Would you set down every entry shown below, precisely as written?

------ Given data ------

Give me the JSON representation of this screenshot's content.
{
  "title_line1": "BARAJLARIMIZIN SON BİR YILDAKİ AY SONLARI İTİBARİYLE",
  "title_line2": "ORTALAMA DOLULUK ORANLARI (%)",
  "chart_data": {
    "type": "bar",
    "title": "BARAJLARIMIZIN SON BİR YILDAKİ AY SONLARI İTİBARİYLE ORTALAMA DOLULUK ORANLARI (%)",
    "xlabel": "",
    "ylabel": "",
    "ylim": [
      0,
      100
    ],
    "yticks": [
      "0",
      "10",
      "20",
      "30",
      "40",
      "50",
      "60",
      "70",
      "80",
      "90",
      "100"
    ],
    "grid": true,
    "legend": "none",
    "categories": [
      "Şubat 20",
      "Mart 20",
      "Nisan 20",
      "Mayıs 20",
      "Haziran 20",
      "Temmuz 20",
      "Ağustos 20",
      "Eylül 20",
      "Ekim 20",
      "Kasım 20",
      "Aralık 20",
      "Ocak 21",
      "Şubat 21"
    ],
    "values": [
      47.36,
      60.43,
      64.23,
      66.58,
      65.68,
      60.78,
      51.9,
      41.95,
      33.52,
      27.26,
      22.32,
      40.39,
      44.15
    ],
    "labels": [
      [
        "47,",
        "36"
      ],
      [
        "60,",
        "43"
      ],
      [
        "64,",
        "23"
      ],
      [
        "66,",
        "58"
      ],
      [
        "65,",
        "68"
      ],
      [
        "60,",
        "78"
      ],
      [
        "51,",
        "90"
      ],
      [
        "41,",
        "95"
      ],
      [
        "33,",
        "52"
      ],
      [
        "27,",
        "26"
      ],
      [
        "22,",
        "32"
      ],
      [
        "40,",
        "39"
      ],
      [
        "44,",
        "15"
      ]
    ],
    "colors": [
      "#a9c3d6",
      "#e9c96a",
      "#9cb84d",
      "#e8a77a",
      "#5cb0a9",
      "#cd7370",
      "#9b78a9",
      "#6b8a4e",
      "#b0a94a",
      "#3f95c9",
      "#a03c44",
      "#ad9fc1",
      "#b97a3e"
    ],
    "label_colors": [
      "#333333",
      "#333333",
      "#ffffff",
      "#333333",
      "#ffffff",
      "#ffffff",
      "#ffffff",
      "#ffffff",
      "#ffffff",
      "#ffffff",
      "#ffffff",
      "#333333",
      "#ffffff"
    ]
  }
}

------

## Result
Give me the JSON representation of this screenshot's content.
{
  "title_line1": "BARAJLARIMIZIN SON BİR YILDAKİ AY SONLARI İTİBARİYLE",
  "title_line2": "ORTALAMA DOLULUK ORANLARI (%)",
  "chart_data": {
    "type": "bar",
    "title": "BARAJLARIMIZIN SON BİR YILDAKİ AY SONLARI İTİBARİYLE ORTALAMA DOLULUK ORANLARI (%)",
    "xlabel": "",
    "ylabel": "",
    "ylim": [
      0,
      100
    ],
    "yticks": [
      "0",
      "10",
      "20",
      "30",
      "40",
      "50",
      "60",
      "70",
      "80",
      "90",
      "100"
    ],
    "grid": true,
    "legend": "none",
    "categories": [
      "Şubat 20",
      "Mart 20",
      "Nisan 20",
      "Mayıs 20",
      "Haziran 20",
      "Temmuz 20",
      "Ağustos 20",
      "Eylül 20",
      "Ekim 20",
      "Kasım 20",
      "Aralık 20",
      "Ocak 21",
      "Şubat 21"
    ],
    "values": [
      47.36,
      60.43,
      64.23,
      66.58,
      65.68,
      60.78,
      51.9,
      41.95,
      33.52,
      27.26,
      22.32,
      40.39,
      44.15
    ],
    "labels": [
      [
        "47,",
        "36"
      ],
      [
        "60,",
        "43"
      ],
      [
        "64,",
        "23"
      ],
      [
        "66,",
        "58"
      ],
      [
        "65,",
        "68"
      ],
      [
        "60,",
        "78"
      ],
      [
        "51,",
        "90"
      ],
      [
        "41,",
        "95"
      ],
      [
        "33,",
        "52"
      ],
      [
        "27,",
        "26"
      ],
      [
        "22,",
        "32"
      ],
      [
        "40,",
        "39"
      ],
      [
        "44,",
        "15"
      ]
    ],
    "colors": [
      "#a9c3d6",
      "#e9c96a",
      "#9cb84d",
      "#e8a77a",
      "#5cb0a9",
      "#cd7370",
      "#9b78a9",
      "#6b8a4e",
      "#b0a94a",
      "#3f95c9",
      "#a03c44",
      "#ad9fc1",
      "#b97a3e"
    ],
    "label_colors": [
      "#333333",
      "#333333",
      "#ffffff",
      "#333333",
      "#ffffff",
      "#ffffff",
      "#ffffff",
      "#ffffff",
      "#ffffff",
      "#ffffff",
      "#ffffff",
      "#333333",
      "#ffffff"
    ]
  }
}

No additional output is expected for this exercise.